---------- PROVIDED MATERIAL
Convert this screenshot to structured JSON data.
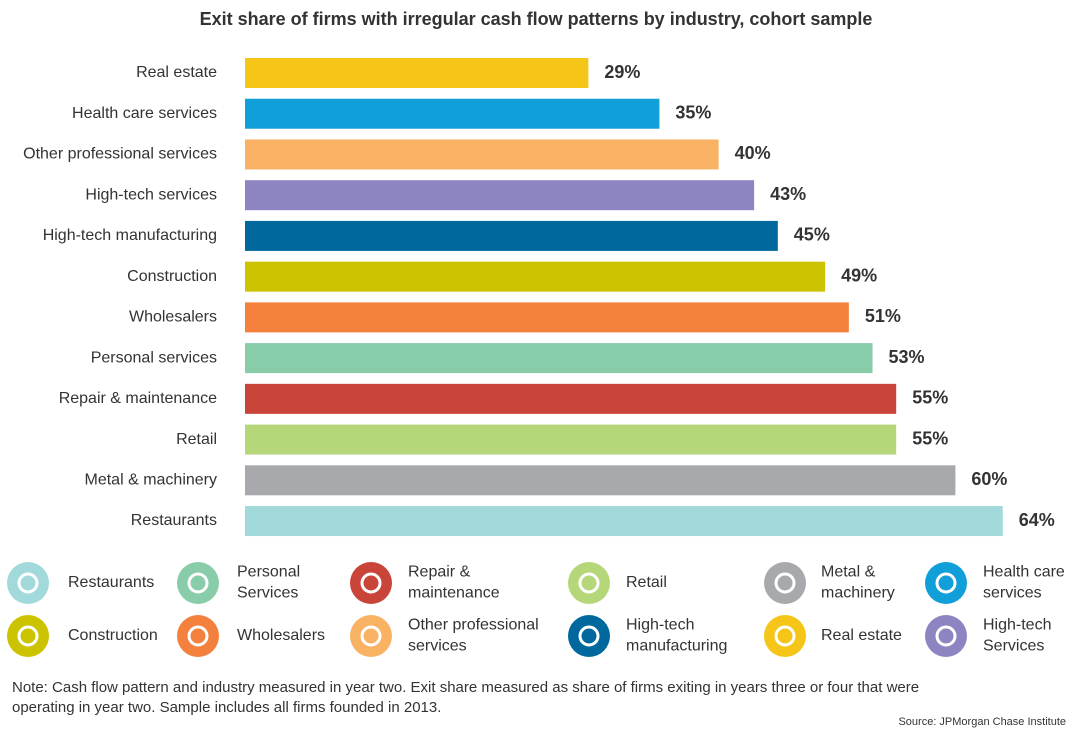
{
  "chart_data": {
    "type": "hbar",
    "title": "Exit share of firms with irregular cash flow patterns by industry, cohort sample",
    "categories": [
      "Real estate",
      "Health care services",
      "Other professional services",
      "High-tech services",
      "High-tech manufacturing",
      "Construction",
      "Wholesalers",
      "Personal services",
      "Repair & maintenance",
      "Retail",
      "Metal & machinery",
      "Restaurants"
    ],
    "values": [
      29,
      35,
      40,
      43,
      45,
      49,
      51,
      53,
      55,
      55,
      60,
      64
    ],
    "value_labels": [
      "29%",
      "35%",
      "40%",
      "43%",
      "45%",
      "49%",
      "51%",
      "53%",
      "55%",
      "55%",
      "60%",
      "64%"
    ],
    "colors": [
      "#f5c518",
      "#109fd9",
      "#f9b264",
      "#8d84c2",
      "#00689c",
      "#cbc300",
      "#f4803d",
      "#88ccaa",
      "#c9453a",
      "#b5d77a",
      "#a7a9ac",
      "#a2dadb"
    ],
    "label_colors": [
      "#a08a3a",
      "#1f86c0",
      "#c0572a",
      "#555566",
      "#0a4f86",
      "#9a8a3a",
      "#c0572a",
      "#5a8a7a",
      "#9a2a2a",
      "#7a9a3a",
      "#666666",
      "#4a9a9a"
    ],
    "legend": [
      {
        "lines": [
          "Restaurants"
        ],
        "color": "#a2dadb"
      },
      {
        "lines": [
          "Personal",
          "Services"
        ],
        "color": "#88ccaa"
      },
      {
        "lines": [
          "Repair &",
          "maintenance"
        ],
        "color": "#c9453a"
      },
      {
        "lines": [
          "Retail"
        ],
        "color": "#b5d77a"
      },
      {
        "lines": [
          "Metal &",
          "machinery"
        ],
        "color": "#a7a9ac"
      },
      {
        "lines": [
          "Health care",
          "services"
        ],
        "color": "#109fd9"
      },
      {
        "lines": [
          "Construction"
        ],
        "color": "#cbc300"
      },
      {
        "lines": [
          "Wholesalers"
        ],
        "color": "#f4803d"
      },
      {
        "lines": [
          "Other professional",
          "services"
        ],
        "color": "#f9b264"
      },
      {
        "lines": [
          "High-tech",
          "manufacturing"
        ],
        "color": "#00689c"
      },
      {
        "lines": [
          "Real estate"
        ],
        "color": "#f5c518"
      },
      {
        "lines": [
          "High-tech",
          "Services"
        ],
        "color": "#8d84c2"
      }
    ],
    "note": [
      "Note: Cash flow pattern and industry measured in year two. Exit share measured as share of firms exiting in years three or four that were",
      "operating in year two. Sample includes all firms founded in 2013."
    ],
    "source": "Source: JPMorgan Chase Institute"
  }
}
--------------------
# WHAT THE EXERCISE ASKS
Return the records exactly. Don't carry the pictures over.

# EXPECTED ANSWER
Convert this screenshot to structured JSON data.
{
  "chart_data": {
    "type": "hbar",
    "title": "Exit share of firms with irregular cash flow patterns by industry, cohort sample",
    "categories": [
      "Real estate",
      "Health care services",
      "Other professional services",
      "High-tech services",
      "High-tech manufacturing",
      "Construction",
      "Wholesalers",
      "Personal services",
      "Repair & maintenance",
      "Retail",
      "Metal & machinery",
      "Restaurants"
    ],
    "values": [
      29,
      35,
      40,
      43,
      45,
      49,
      51,
      53,
      55,
      55,
      60,
      64
    ],
    "value_labels": [
      "29%",
      "35%",
      "40%",
      "43%",
      "45%",
      "49%",
      "51%",
      "53%",
      "55%",
      "55%",
      "60%",
      "64%"
    ],
    "colors": [
      "#f5c518",
      "#109fd9",
      "#f9b264",
      "#8d84c2",
      "#00689c",
      "#cbc300",
      "#f4803d",
      "#88ccaa",
      "#c9453a",
      "#b5d77a",
      "#a7a9ac",
      "#a2dadb"
    ],
    "label_colors": [
      "#a08a3a",
      "#1f86c0",
      "#c0572a",
      "#555566",
      "#0a4f86",
      "#9a8a3a",
      "#c0572a",
      "#5a8a7a",
      "#9a2a2a",
      "#7a9a3a",
      "#666666",
      "#4a9a9a"
    ],
    "legend": [
      {
        "lines": [
          "Restaurants"
        ],
        "color": "#a2dadb"
      },
      {
        "lines": [
          "Personal",
          "Services"
        ],
        "color": "#88ccaa"
      },
      {
        "lines": [
          "Repair &",
          "maintenance"
        ],
        "color": "#c9453a"
      },
      {
        "lines": [
          "Retail"
        ],
        "color": "#b5d77a"
      },
      {
        "lines": [
          "Metal &",
          "machinery"
        ],
        "color": "#a7a9ac"
      },
      {
        "lines": [
          "Health care",
          "services"
        ],
        "color": "#109fd9"
      },
      {
        "lines": [
          "Construction"
        ],
        "color": "#cbc300"
      },
      {
        "lines": [
          "Wholesalers"
        ],
        "color": "#f4803d"
      },
      {
        "lines": [
          "Other professional",
          "services"
        ],
        "color": "#f9b264"
      },
      {
        "lines": [
          "High-tech",
          "manufacturing"
        ],
        "color": "#00689c"
      },
      {
        "lines": [
          "Real estate"
        ],
        "color": "#f5c518"
      },
      {
        "lines": [
          "High-tech",
          "Services"
        ],
        "color": "#8d84c2"
      }
    ],
    "note": [
      "Note: Cash flow pattern and industry measured in year two. Exit share measured as share of firms exiting in years three or four that were",
      "operating in year two. Sample includes all firms founded in 2013."
    ],
    "source": "Source: JPMorgan Chase Institute"
  }
}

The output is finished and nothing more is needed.